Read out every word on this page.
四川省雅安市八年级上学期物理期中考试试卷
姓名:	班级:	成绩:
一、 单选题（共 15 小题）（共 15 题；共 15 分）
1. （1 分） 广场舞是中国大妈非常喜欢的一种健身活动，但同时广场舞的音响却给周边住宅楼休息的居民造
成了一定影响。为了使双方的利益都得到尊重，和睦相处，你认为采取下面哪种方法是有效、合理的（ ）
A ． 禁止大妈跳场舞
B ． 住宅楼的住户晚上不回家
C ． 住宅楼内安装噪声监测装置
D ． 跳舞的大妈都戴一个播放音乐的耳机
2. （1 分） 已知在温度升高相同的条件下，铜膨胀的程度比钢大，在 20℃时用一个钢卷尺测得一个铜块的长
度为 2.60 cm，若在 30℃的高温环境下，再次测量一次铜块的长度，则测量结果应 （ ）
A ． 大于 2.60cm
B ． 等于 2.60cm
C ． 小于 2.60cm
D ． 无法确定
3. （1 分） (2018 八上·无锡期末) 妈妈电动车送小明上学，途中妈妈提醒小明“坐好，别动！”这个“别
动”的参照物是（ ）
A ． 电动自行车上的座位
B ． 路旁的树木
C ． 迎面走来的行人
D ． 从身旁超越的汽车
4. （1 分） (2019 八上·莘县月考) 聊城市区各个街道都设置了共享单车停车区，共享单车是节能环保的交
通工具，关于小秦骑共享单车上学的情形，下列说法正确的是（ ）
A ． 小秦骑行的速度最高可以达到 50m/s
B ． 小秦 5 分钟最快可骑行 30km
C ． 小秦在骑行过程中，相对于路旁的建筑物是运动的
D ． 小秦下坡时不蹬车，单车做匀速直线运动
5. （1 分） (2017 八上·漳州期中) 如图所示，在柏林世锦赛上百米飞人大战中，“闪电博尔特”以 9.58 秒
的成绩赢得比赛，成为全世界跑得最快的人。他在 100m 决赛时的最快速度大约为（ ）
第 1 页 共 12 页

---

WORK TO COMPLETE: Each record should come back exactly as written.

RESULT OF THIS TASK:
Read out every word on this page.
四川省雅安市八年级上学期物理期中考试试卷
姓名:	班级:	成绩:
一、 单选题（共 15 小题）（共 15 题；共 15 分）
1. （1 分） 广场舞是中国大妈非常喜欢的一种健身活动，但同时广场舞的音响却给周边住宅楼休息的居民造
成了一定影响。为了使双方的利益都得到尊重，和睦相处，你认为采取下面哪种方法是有效、合理的（ ）
A ． 禁止大妈跳场舞
B ． 住宅楼的住户晚上不回家
C ． 住宅楼内安装噪声监测装置
D ． 跳舞的大妈都戴一个播放音乐的耳机
2. （1 分） 已知在温度升高相同的条件下，铜膨胀的程度比钢大，在 20℃时用一个钢卷尺测得一个铜块的长
度为 2.60 cm，若在 30℃的高温环境下，再次测量一次铜块的长度，则测量结果应 （ ）
A ． 大于 2.60cm
B ． 等于 2.60cm
C ． 小于 2.60cm
D ． 无法确定
3. （1 分） (2018 八上·无锡期末) 妈妈电动车送小明上学，途中妈妈提醒小明“坐好，别动！”这个“别
动”的参照物是（ ）
A ． 电动自行车上的座位
B ． 路旁的树木
C ． 迎面走来的行人
D ． 从身旁超越的汽车
4. （1 分） (2019 八上·莘县月考) 聊城市区各个街道都设置了共享单车停车区，共享单车是节能环保的交
通工具，关于小秦骑共享单车上学的情形，下列说法正确的是（ ）
A ． 小秦骑行的速度最高可以达到 50m/s
B ． 小秦 5 分钟最快可骑行 30km
C ． 小秦在骑行过程中，相对于路旁的建筑物是运动的
D ． 小秦下坡时不蹬车，单车做匀速直线运动
5. （1 分） (2017 八上·漳州期中) 如图所示，在柏林世锦赛上百米飞人大战中，“闪电博尔特”以 9.58 秒
的成绩赢得比赛，成为全世界跑得最快的人。他在 100m 决赛时的最快速度大约为（ ）
第 1 页 共 12 页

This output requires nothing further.